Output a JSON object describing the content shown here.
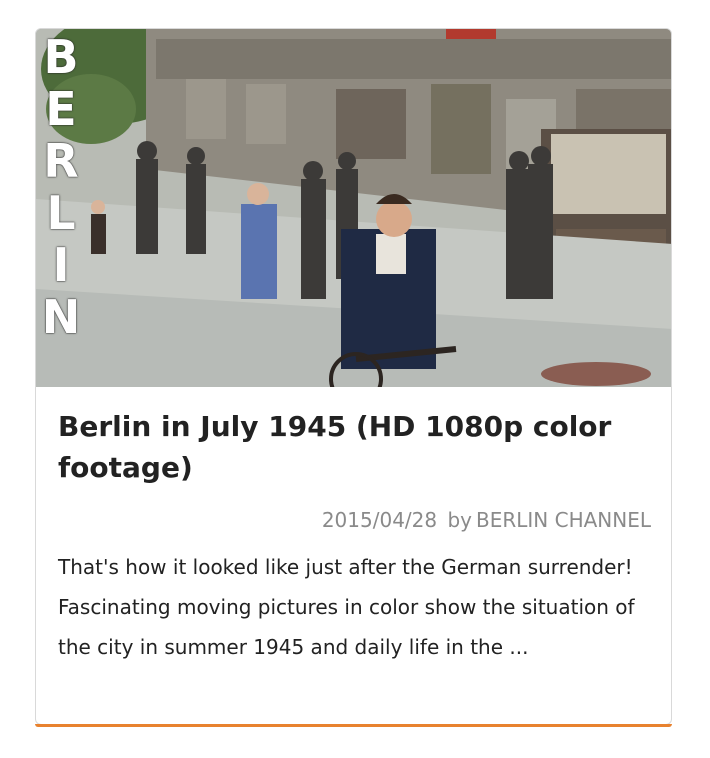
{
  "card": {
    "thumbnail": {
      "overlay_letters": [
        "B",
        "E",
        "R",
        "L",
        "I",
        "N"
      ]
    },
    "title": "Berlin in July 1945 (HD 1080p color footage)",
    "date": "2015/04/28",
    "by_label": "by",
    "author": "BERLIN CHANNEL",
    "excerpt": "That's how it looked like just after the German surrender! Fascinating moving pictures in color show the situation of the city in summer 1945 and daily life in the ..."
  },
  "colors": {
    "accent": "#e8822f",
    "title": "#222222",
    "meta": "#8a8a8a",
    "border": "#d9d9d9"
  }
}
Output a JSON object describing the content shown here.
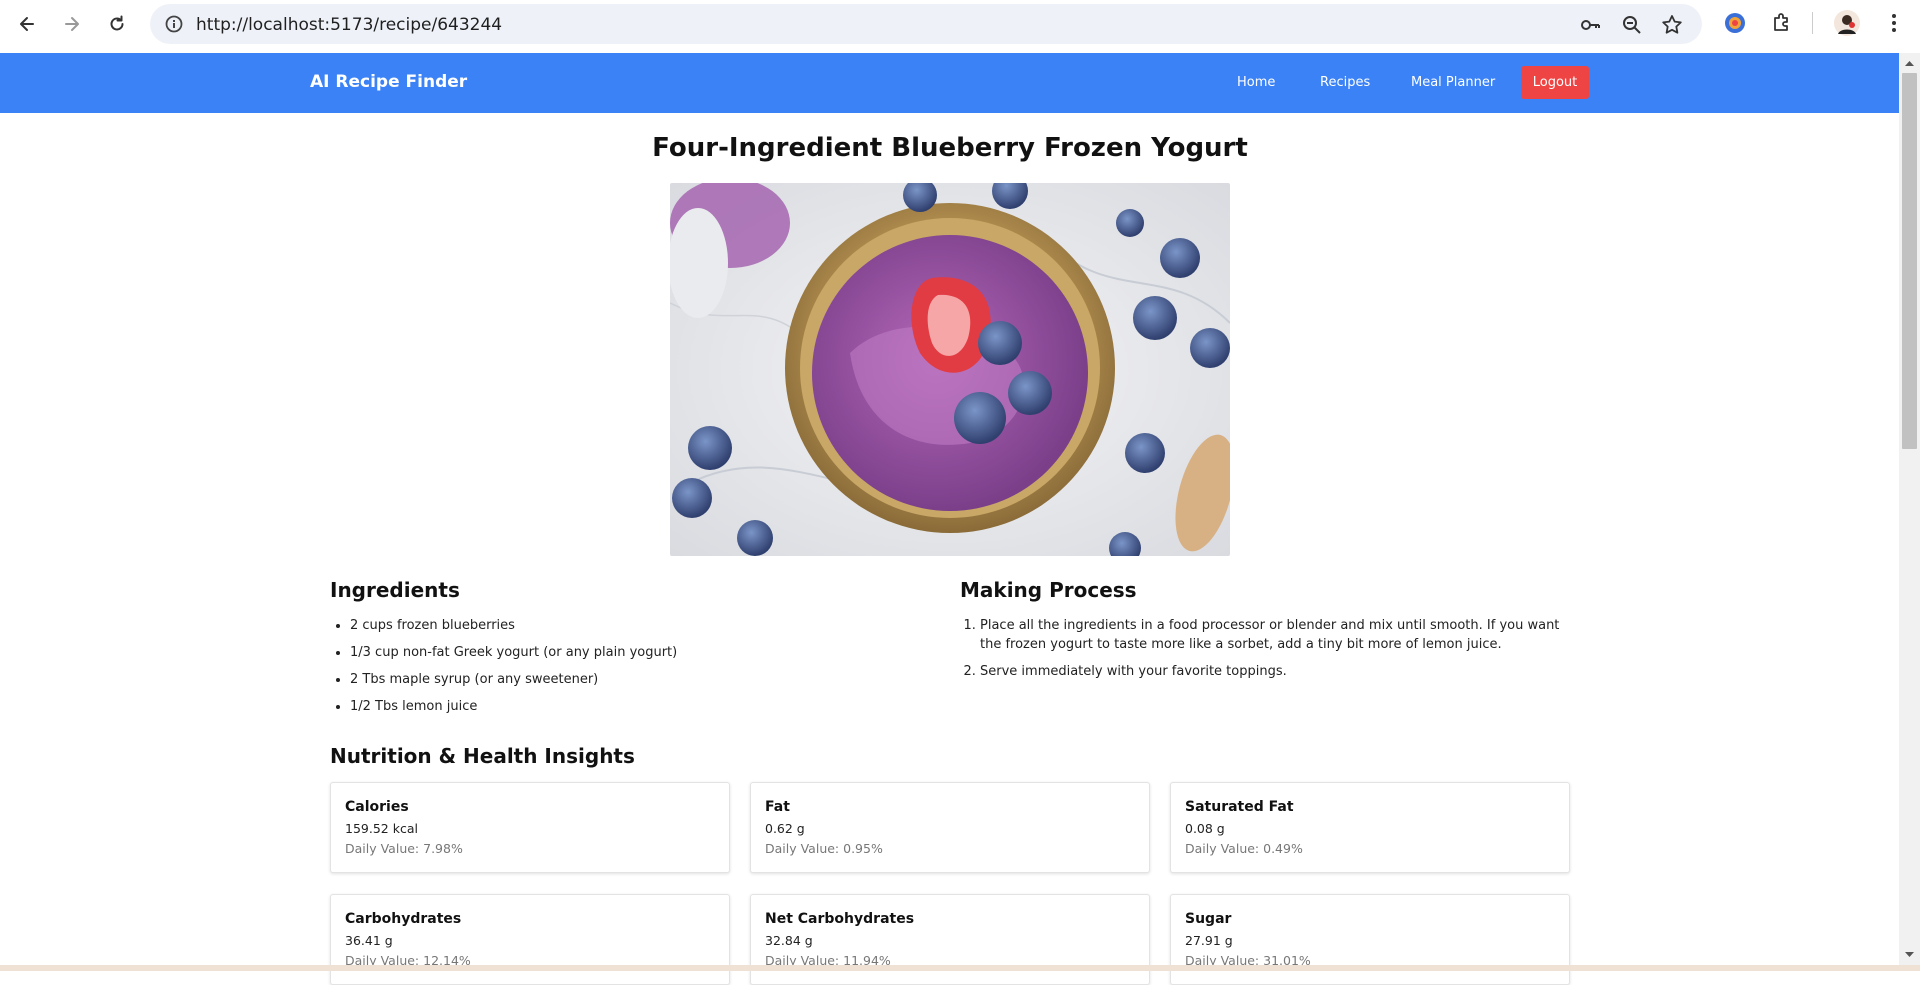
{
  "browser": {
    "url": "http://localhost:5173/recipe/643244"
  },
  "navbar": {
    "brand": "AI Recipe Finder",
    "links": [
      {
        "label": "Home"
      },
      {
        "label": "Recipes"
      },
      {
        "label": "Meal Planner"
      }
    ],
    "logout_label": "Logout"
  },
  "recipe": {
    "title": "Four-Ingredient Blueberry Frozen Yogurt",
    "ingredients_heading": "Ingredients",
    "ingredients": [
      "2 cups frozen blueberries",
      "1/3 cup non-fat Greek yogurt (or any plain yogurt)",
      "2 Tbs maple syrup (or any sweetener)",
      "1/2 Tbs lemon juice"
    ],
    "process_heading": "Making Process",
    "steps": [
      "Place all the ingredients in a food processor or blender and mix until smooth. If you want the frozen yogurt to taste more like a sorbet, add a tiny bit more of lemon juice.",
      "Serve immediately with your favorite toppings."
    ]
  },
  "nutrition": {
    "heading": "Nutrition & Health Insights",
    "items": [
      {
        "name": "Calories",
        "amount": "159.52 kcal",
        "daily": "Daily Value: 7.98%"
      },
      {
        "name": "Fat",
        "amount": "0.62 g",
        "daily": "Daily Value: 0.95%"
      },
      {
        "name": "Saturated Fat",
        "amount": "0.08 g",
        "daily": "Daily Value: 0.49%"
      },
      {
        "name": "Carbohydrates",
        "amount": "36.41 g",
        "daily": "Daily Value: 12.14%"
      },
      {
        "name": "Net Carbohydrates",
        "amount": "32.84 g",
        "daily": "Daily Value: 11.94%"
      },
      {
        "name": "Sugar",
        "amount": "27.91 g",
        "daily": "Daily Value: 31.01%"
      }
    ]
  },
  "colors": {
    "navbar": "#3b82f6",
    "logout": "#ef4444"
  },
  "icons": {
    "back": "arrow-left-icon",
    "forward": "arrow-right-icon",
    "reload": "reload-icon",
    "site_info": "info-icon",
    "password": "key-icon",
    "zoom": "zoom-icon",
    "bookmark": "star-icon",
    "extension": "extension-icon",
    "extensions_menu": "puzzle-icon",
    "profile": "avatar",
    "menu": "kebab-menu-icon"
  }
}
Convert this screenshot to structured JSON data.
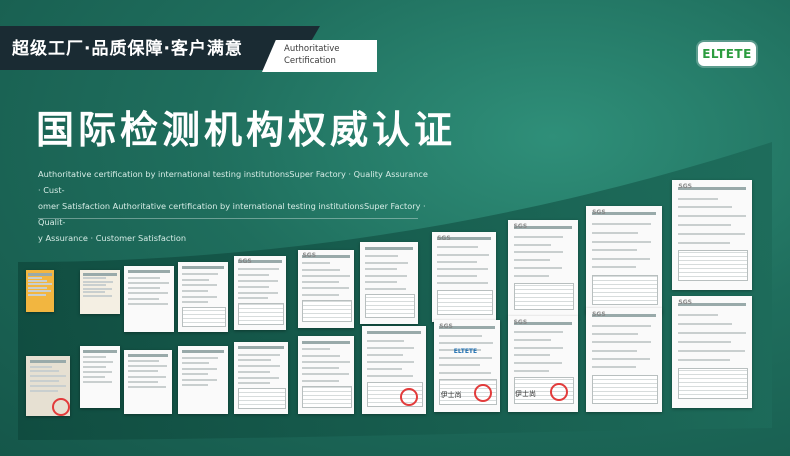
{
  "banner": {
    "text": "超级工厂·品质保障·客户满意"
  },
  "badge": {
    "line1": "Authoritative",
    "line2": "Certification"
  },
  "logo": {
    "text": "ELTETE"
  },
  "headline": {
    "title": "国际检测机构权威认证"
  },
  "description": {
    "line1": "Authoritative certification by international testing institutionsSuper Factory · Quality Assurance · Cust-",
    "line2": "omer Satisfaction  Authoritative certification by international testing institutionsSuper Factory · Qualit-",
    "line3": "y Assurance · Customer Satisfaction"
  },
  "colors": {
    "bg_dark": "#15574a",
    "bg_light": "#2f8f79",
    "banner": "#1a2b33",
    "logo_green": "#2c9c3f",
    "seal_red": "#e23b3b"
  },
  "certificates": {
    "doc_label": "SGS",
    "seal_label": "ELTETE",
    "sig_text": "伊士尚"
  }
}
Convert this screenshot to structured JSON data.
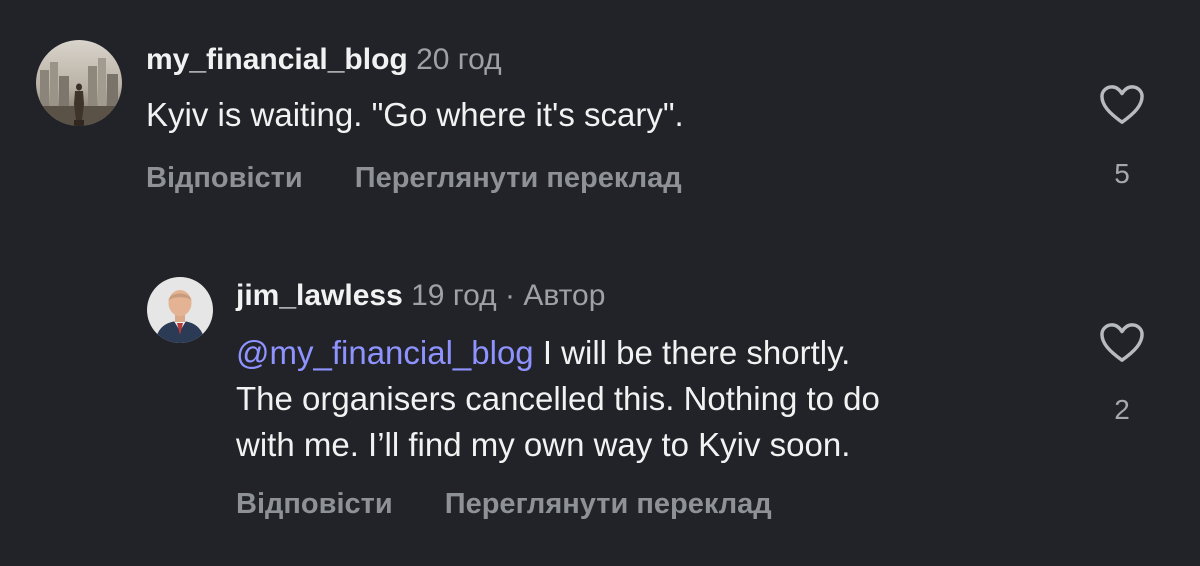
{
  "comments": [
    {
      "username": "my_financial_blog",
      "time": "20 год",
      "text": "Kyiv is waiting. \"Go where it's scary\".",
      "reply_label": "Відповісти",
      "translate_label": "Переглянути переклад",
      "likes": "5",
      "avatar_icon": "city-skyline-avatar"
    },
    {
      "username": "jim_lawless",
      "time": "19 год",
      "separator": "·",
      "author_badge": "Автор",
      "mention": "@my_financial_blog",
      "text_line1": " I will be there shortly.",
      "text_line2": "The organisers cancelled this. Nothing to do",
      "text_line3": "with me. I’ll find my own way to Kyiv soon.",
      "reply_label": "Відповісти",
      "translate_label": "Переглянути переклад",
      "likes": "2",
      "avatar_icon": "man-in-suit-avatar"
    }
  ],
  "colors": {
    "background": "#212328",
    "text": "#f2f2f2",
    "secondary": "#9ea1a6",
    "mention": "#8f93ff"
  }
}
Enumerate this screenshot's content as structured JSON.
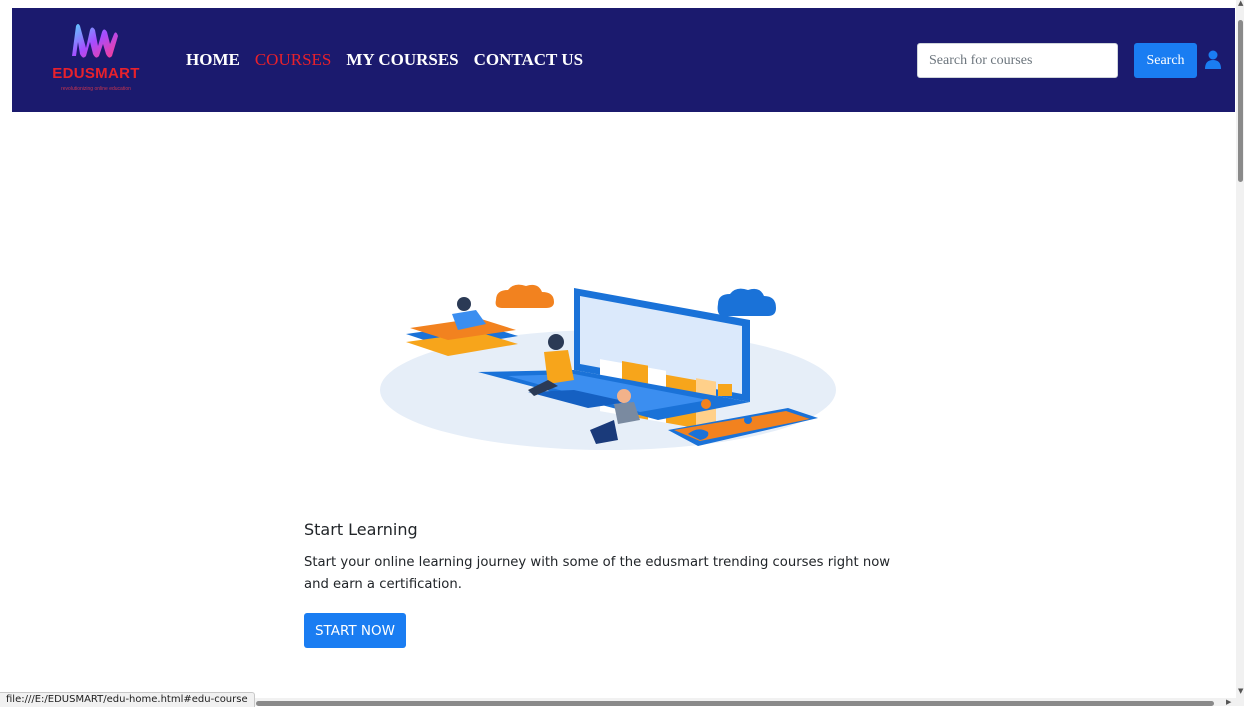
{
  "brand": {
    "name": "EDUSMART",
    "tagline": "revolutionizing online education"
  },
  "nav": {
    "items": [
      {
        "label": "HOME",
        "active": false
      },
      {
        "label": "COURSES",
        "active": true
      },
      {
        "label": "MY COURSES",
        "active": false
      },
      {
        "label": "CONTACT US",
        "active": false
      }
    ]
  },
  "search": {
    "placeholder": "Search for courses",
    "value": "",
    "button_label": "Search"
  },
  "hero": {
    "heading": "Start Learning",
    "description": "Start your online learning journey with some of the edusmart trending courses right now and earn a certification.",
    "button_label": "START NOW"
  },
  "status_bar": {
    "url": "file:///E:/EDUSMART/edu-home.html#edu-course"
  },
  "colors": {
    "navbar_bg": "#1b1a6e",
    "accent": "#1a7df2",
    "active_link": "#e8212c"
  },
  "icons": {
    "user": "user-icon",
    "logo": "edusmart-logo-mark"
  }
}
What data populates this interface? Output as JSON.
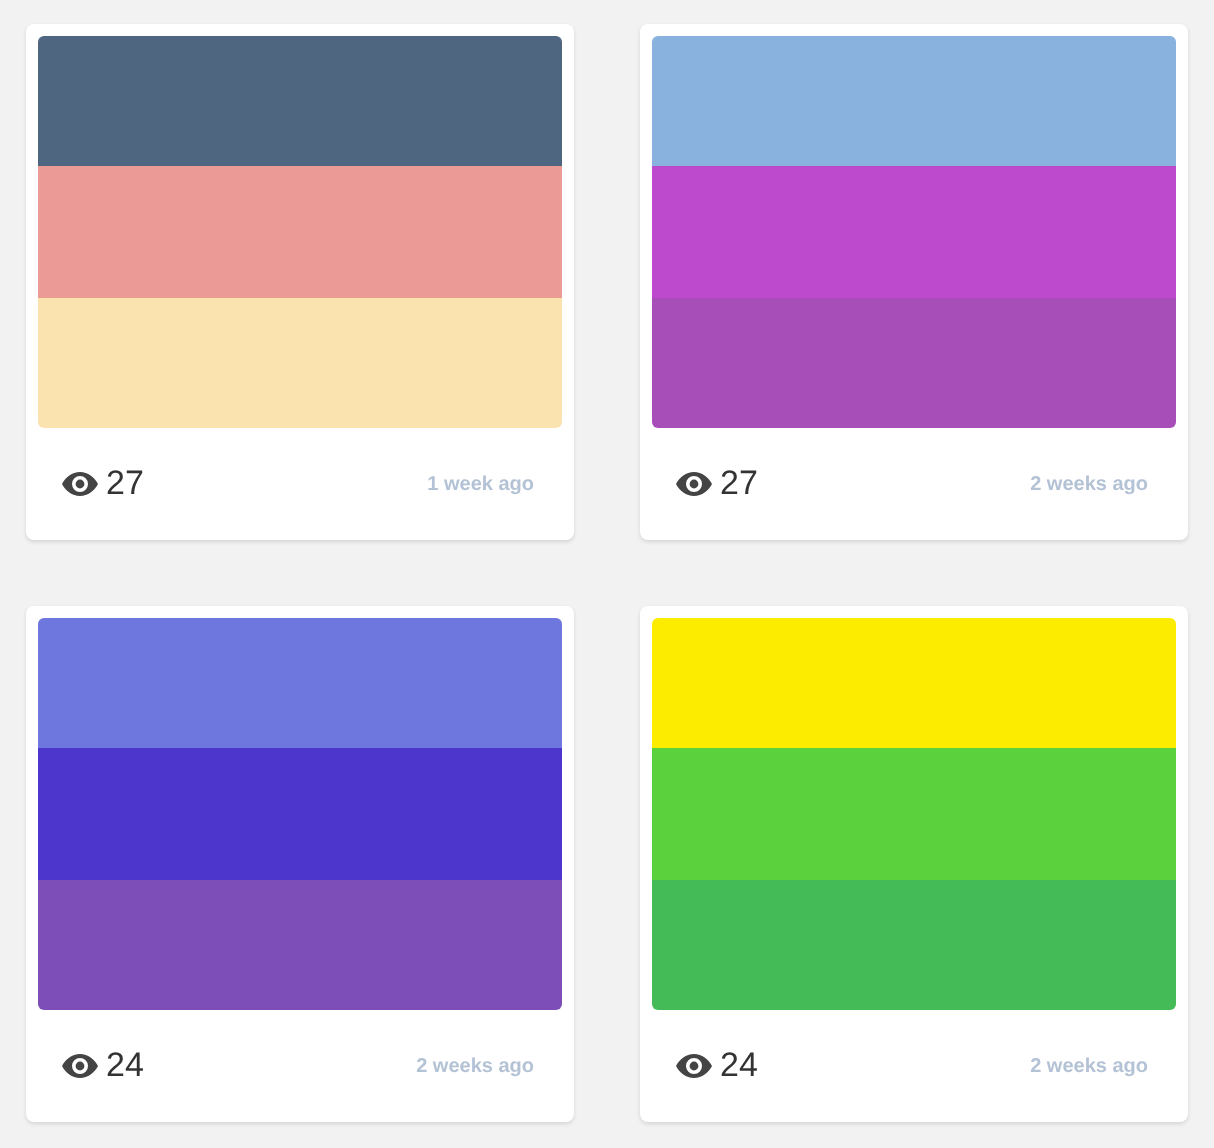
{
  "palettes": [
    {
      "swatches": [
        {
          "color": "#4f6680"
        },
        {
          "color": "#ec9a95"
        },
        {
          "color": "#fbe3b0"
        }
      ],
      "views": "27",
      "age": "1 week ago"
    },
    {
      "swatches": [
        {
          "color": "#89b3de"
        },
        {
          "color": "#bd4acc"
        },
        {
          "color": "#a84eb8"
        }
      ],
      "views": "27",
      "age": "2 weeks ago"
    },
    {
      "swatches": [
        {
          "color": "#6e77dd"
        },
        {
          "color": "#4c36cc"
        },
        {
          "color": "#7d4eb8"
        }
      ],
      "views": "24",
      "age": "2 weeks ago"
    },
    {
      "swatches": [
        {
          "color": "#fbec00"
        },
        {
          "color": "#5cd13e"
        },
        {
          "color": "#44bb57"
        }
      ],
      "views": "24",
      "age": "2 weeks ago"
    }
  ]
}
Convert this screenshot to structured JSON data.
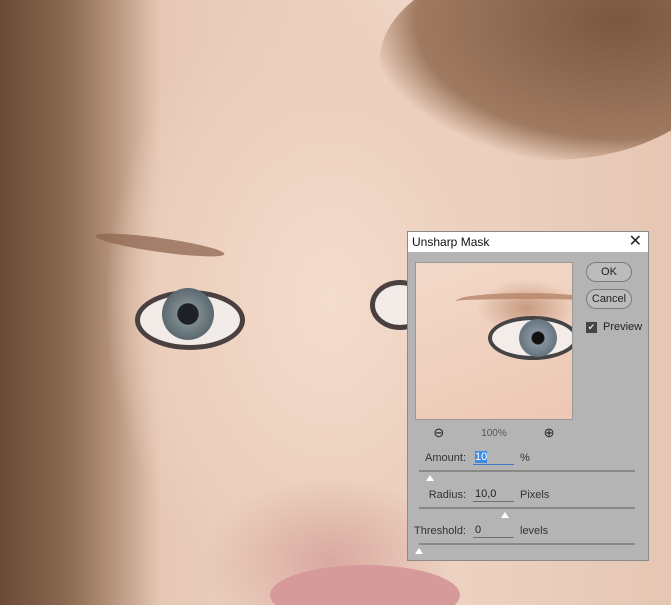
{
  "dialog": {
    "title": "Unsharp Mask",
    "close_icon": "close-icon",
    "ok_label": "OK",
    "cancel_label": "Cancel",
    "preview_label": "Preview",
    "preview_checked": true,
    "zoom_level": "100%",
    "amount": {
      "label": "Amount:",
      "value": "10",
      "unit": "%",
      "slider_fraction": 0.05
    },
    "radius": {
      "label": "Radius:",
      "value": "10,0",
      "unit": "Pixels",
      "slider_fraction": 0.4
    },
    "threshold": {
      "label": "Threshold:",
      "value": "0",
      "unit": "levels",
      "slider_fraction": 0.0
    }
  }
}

★ ★ ★ ★

→ Aim of the exercise
Make an exact copy of only those lines that run from the line with "What data populates" through the end of the records, excluding pictures.

→ Written solution
What data populates this interface? Output as JSON.
{
  "palettes": [
    {
      "swatches": [
        {
          "color": "#4f6680"
        },
        {
          "color": "#ec9a95"
        },
        {
          "color": "#fbe3b0"
        }
      ],
      "views": "27",
      "age": "1 week ago"
    },
    {
      "swatches": [
        {
          "color": "#89b3de"
        },
        {
          "color": "#bd4acc"
        },
        {
          "color": "#a84eb8"
        }
      ],
      "views": "27",
      "age": "2 weeks ago"
    },
    {
      "swatches": [
        {
          "color": "#6e77dd"
        },
        {
          "color": "#4c36cc"
        },
        {
          "color": "#7d4eb8"
        }
      ],
      "views": "24",
      "age": "2 weeks ago"
    },
    {
      "swatches": [
        {
          "color": "#fbec00"
        },
        {
          "color": "#5cd13e"
        },
        {
          "color": "#44bb57"
        }
      ],
      "views": "24",
      "age": "2 weeks ago"
    }
  ]
}
Convert this screenshot to structured JSON data.
{
  "dialog": {
    "title": "Unsharp Mask",
    "close_icon": "close-icon",
    "ok_label": "OK",
    "cancel_label": "Cancel",
    "preview_label": "Preview",
    "preview_checked": true,
    "zoom_level": "100%",
    "amount": {
      "label": "Amount:",
      "value": "10",
      "unit": "%",
      "slider_fraction": 0.05
    },
    "radius": {
      "label": "Radius:",
      "value": "10,0",
      "unit": "Pixels",
      "slider_fraction": 0.4
    },
    "threshold": {
      "label": "Threshold:",
      "value": "0",
      "unit": "levels",
      "slider_fraction": 0.0
    }
  }
}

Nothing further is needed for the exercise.